● **Selected text**
>> Begin

Vandal screened the rough cut of his film for the first time at the festival last weekend but says Tasveer is about much more than just getting his work seen, it’s about expanding audiences’ understanding of South Asia and South Asian communities.

“There’s a lot of stereotypes about that part of the world, but some of the stuff I’ve seen [at the festival], it’s amazing, a true eye-opener.”

Another local filmmaker, Sushma Kallam, also screened an in-progress documentary at the festival titled “Walls and the Tiger” about the impact of globalization and outsourcing in rural southern India, a film in part inspired by her time working in the IT industry.

Joydeep Das, a financial consultant and first-time filmmaker, is focused on the South Asian community here in the Pacific Northwest. His 30 minute narrative, “In Search of a Fairy Tale,” will play this weekend and follows a couple originally from the state of West Bengal in India but living in Seattle and working at a “reputed software company.” In the film, an evening with friends turns in to an unexpected meditation on technology-induced isolation and the complexity of living as a “global citizen.”

Meher says she receives regular emails saying “’I’ve just bought a camera and want to be a filmmaker’” and often hears from people who say they are writing a script. She hopes these signs point to the beginning of a “big South Asian filmmaking community here.”

>> End

● **Recorded information**
>> Begin

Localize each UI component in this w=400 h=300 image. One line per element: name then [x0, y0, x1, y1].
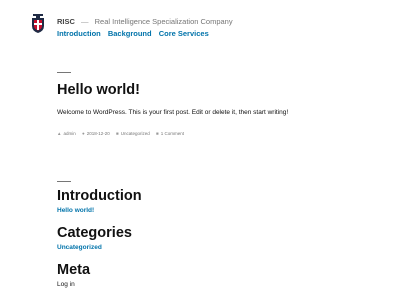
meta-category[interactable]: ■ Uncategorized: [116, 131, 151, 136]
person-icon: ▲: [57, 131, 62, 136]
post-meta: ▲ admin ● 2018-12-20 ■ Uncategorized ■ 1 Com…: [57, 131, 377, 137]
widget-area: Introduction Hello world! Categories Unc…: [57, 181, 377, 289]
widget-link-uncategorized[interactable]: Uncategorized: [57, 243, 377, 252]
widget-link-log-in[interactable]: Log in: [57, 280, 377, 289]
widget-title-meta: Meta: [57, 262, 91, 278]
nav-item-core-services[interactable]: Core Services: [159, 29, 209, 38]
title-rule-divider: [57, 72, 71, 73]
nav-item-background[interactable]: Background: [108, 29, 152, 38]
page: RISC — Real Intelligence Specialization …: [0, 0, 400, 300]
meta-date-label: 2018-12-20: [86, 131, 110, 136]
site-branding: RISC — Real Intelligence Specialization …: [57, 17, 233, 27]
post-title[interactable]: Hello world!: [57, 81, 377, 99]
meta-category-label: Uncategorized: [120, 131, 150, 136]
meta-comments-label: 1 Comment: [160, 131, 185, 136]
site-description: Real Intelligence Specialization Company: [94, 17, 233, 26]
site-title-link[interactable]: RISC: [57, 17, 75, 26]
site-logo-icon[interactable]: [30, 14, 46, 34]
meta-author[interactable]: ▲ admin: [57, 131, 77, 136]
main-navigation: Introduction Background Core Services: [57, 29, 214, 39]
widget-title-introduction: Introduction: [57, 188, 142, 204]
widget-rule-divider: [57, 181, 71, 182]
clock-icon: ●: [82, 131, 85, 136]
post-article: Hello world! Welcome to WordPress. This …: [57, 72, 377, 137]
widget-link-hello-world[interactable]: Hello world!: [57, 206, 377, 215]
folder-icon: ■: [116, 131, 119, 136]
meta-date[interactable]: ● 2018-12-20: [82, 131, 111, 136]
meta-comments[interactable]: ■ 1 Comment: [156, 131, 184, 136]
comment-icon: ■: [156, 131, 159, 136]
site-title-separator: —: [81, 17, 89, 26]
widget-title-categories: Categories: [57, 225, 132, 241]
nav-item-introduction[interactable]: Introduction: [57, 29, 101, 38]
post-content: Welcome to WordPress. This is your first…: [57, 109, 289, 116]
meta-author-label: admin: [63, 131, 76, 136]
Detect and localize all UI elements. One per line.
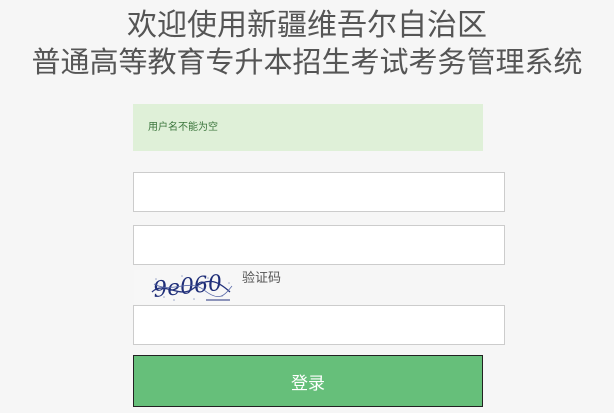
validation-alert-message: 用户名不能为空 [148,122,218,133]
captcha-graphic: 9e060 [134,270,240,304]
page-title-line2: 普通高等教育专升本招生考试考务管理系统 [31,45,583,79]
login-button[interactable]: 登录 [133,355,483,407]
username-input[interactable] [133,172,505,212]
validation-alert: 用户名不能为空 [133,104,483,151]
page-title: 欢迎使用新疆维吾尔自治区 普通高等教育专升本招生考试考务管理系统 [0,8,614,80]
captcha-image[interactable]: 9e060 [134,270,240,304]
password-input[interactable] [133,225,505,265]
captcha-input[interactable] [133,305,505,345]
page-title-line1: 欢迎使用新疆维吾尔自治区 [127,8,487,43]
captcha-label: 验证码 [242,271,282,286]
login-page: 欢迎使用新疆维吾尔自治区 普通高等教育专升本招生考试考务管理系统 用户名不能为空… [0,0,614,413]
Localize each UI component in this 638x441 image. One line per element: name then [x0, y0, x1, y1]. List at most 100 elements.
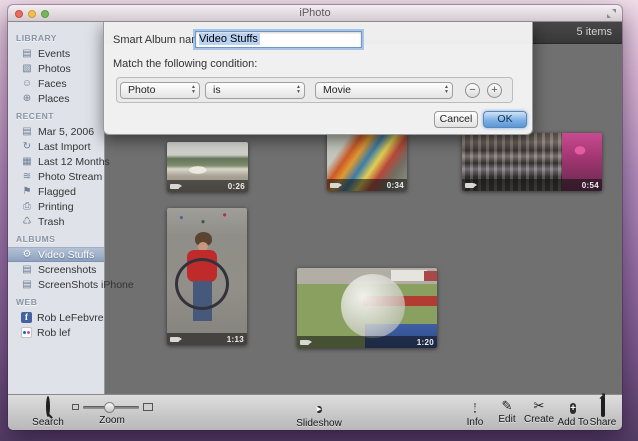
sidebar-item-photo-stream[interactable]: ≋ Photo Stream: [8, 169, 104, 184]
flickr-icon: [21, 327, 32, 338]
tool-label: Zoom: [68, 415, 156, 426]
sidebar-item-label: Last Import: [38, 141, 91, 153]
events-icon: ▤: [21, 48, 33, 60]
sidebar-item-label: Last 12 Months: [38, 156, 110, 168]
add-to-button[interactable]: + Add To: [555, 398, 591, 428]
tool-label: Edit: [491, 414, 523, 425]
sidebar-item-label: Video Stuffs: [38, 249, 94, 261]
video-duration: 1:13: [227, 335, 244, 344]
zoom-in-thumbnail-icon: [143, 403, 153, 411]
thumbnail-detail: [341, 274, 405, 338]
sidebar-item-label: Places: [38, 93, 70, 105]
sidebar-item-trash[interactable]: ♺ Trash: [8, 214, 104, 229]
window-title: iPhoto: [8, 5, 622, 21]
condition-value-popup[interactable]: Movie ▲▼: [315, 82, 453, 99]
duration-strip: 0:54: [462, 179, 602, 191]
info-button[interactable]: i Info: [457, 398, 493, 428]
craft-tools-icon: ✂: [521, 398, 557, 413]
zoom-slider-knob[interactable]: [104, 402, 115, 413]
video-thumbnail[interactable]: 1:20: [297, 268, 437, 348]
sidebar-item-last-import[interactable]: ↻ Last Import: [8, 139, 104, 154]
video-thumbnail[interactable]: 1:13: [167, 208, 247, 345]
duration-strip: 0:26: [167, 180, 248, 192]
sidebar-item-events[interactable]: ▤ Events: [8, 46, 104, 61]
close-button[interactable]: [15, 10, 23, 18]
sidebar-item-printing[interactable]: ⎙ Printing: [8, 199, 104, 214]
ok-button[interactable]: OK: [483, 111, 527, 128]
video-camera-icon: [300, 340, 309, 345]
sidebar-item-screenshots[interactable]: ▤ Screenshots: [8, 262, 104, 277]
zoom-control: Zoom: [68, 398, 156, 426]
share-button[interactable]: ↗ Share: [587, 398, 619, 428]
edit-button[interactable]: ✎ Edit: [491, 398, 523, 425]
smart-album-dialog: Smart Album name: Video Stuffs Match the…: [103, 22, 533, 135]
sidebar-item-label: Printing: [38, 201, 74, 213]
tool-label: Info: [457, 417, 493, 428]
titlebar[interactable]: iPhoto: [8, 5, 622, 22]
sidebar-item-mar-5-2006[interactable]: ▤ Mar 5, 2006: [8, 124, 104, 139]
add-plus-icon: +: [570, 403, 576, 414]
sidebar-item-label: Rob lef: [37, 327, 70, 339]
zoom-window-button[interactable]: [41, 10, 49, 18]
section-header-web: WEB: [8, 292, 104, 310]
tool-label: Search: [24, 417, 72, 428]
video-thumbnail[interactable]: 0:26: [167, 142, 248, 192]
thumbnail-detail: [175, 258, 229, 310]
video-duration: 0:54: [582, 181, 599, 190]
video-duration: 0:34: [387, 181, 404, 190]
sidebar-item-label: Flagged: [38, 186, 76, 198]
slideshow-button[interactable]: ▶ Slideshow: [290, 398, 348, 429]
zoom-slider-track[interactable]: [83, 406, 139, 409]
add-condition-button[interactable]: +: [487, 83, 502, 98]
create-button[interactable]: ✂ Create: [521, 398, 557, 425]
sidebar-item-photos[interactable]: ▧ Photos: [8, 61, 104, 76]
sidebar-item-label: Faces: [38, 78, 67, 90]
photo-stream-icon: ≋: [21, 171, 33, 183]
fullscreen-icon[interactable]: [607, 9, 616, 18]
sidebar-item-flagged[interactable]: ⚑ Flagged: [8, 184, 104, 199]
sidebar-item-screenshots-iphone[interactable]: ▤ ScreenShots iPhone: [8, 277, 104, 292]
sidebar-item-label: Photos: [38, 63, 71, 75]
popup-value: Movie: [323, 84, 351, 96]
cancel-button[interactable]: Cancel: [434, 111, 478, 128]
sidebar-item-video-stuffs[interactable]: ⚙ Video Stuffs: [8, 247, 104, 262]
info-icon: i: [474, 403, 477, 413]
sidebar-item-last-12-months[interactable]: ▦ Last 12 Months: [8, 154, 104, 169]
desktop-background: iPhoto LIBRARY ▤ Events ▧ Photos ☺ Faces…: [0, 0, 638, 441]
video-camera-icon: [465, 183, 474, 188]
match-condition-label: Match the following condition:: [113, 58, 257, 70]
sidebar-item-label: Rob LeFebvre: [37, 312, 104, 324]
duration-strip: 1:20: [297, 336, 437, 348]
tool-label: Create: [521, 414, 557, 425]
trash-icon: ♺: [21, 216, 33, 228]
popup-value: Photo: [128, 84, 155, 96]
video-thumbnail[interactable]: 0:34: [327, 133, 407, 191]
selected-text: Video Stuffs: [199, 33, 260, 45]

>> End

● **Goals**
1: Reproduce the section of the festival text starting with "Another local filmmaker, Sushma Kallam, also" and going on through "the IT industry.".
2: Tally the lines in the records that contain the string "Movie", matching case exactly, and give only the number.

● **Task responses**
1:
Another local filmmaker, Sushma Kallam, also screened an in-progress documentary at the festival titled “Walls and the Tiger” about the impact of globalization and outsourcing in rural southern India, a film in part inspired by her time working in the IT industry.

2: 2